Goal of the exercise:
Copy all lines of the listing that include the string "נגמר".

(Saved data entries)
-- BEGIN --
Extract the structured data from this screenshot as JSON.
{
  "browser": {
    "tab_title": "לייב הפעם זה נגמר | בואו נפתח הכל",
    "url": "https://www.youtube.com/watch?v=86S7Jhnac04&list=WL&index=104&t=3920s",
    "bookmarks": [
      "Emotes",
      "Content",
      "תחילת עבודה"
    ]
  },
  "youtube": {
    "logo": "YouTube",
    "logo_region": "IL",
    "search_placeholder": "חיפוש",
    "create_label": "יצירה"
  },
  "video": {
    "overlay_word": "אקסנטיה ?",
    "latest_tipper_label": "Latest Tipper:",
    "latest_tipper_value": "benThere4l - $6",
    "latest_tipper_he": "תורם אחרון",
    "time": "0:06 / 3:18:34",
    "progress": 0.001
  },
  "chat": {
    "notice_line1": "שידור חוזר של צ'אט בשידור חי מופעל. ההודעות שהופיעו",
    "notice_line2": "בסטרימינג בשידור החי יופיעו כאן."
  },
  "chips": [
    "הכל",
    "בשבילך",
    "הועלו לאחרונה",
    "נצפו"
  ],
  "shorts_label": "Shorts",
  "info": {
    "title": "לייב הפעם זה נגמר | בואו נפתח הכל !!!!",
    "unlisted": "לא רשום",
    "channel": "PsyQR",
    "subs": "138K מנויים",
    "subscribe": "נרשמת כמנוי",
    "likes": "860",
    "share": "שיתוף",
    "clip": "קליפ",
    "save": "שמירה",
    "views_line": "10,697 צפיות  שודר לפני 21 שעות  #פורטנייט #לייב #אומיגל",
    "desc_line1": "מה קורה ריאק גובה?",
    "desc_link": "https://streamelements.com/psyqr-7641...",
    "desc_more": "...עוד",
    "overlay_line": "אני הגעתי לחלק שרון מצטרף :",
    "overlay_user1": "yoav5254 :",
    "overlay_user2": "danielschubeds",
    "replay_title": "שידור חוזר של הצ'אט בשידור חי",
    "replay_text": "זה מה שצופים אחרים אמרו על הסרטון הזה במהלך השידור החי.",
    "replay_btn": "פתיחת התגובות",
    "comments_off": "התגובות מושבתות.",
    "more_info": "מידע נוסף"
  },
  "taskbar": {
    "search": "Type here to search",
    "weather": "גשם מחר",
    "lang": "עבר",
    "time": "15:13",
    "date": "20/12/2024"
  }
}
-- END --
Answer:
    "tab_title": "לייב הפעם זה נגמר | בואו נפתח הכל",
    "title": "לייב הפעם זה נגמר | בואו נפתח הכל !!!!",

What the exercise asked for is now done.